◆ Task:
Please write out the forum thread text between "Holy fuck, how" and "aren't doing better.", inclusive, copying it word for word.

◆ Document passage:
════════════════

Space nerds thank you!

146DugsBooks
Modificato: Nov 15, 2019, 12:24 am

First human to be cloned?

“9-year-old boy graduating college next month plans to get a Ph.D in electrical engineering and a medical degree”

https://www.cnn.com/2019/11/14/europe/university-graduate-child-genius-scli-intl...

147CliffBurns
Nov 17, 2019, 12:05 pm

148justifiedsinner
Nov 18, 2019, 8:37 am

>147 CliffBurns: I loved that book.

149CliffBurns
Dic 3, 2019, 8:16 pm

Holy fuck, how could the Brits be serious about putting Boris Johnson in power?

https://www.vice.com/en_uk/article/mbm8p3/boris-johnson-lies-media-bbc

150iansales
Dic 4, 2019, 2:25 am

151justifiedsinner
Dic 4, 2019, 8:49 am

>149 CliffBurns: Corbyn. What I can't understand is why the Lib Dems aren't doing better.

152RobertDay
Dic 4, 2019, 5:44 pm

>151 justifiedsinner: Personally, I've had no time for the LibDems ever since they ditched Ming Campbell for being too old. He was the only party leader at the time who had even the faintest idea about issues relating to low income workers; one of their previous leaders, Charles Kennedy, publicly called £45k a "modest income" when the LibDems were promoting their then-current policy of local income taxes. Ming was closer to the mark when he talked abut £18k, though at the time (and since), plenty of people have had to put up with less.

153justifiedsinner
Dic 5, 2019, 10:11 am

>152 RobertDay: That was 12 years ago. A better case might be how crap Nick Clegg did and what a sell-out he's become. But they are still the only major party that is clear about Remaining. Poor people aren't going to be better off when the UK leaves the EU.

154RobertDay
Dic 6, 2019, 8:36 am

>153 justifiedsinner: Then that's twelve years where I haven't had much time for the LibDems; and the whole Brexit issue is so muddy that their pro-Remain stance is likely to do them little good in the overall scheme of things. Nothing else they have done of any consequence in that time suggests to me that I'm wrong in my view. And my constituency is so solidly safe Tory (consistently 14-16k majority) that even the Labour candidate, who picks up on the rust-belt industry remnants and one-time council tenants, is always firmly in second place, so no tactical voting will have any effect.

Although I voted Remain - and would again - I don't want a second referendum. The first one was mad enough. And neither side presented any sort of plan; Remain made as bad a case for staying as Leave did for leaving. Rather, I'd prefer to see a) the sheer criminality of the Leave campaign exposed, taken through the courts, and the guilty parties thrown into jail, and the fallout from that to land where it might; whilst b) all the effort and energy that's gone into trying to unwind the 2016 Referendum being put instead into working with reformist elements in Europe to build a body we could all sign up to joining in five, ten or fifteen years' time when hopefully sanity might have set in.

As for me: if I were twenty years younger (and so not within four years of retirement) but knew as much about my job as I do now, I'd be taking the Ian Sales option and finding work in the EU - at the same time claiming political asylum if necessary.

════════════════

◆ Dataset entries:
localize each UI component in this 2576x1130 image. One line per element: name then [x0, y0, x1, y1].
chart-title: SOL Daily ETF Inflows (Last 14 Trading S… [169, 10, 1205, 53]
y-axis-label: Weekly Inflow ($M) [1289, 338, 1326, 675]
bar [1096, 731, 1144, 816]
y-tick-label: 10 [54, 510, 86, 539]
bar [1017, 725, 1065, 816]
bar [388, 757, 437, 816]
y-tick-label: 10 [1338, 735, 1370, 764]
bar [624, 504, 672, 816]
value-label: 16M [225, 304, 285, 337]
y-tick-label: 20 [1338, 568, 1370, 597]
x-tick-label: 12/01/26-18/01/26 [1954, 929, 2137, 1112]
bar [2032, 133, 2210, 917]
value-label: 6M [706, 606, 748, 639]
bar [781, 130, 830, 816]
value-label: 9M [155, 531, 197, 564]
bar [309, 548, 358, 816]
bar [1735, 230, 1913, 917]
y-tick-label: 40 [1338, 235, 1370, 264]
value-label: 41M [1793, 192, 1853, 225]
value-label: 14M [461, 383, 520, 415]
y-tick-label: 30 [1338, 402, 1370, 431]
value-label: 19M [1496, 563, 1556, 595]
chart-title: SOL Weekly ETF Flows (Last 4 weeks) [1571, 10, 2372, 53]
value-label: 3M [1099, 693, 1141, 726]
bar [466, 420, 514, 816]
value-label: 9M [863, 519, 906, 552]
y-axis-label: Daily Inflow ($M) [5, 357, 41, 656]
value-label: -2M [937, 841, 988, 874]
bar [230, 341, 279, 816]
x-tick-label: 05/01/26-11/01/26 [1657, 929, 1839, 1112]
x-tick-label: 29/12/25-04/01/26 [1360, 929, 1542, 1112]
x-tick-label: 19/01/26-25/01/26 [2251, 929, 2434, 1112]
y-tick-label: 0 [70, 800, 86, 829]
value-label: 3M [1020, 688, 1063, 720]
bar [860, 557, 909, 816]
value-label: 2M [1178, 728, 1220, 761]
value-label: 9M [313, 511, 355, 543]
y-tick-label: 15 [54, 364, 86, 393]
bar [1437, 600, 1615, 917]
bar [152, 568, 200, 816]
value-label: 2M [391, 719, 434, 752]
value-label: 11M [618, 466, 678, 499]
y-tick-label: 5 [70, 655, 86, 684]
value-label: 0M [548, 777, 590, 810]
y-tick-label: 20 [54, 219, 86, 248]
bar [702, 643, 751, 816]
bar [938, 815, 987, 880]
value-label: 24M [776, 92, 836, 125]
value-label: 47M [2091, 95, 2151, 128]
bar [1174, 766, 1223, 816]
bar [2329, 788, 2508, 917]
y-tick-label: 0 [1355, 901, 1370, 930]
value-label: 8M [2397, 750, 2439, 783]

════════════════

◆ Response for this exercise:
Holy fuck, how could the Brits be serious about putting Boris Johnson in power?

https://www.vice.com/en_uk/article/mbm8p3/boris-johnson-lies-media-bbc

150iansales
Dic 4, 2019, 2:25 am

151justifiedsinner
Dic 4, 2019, 8:49 am

>149 CliffBurns: Corbyn. What I can't understand is why the Lib Dems aren't doing better.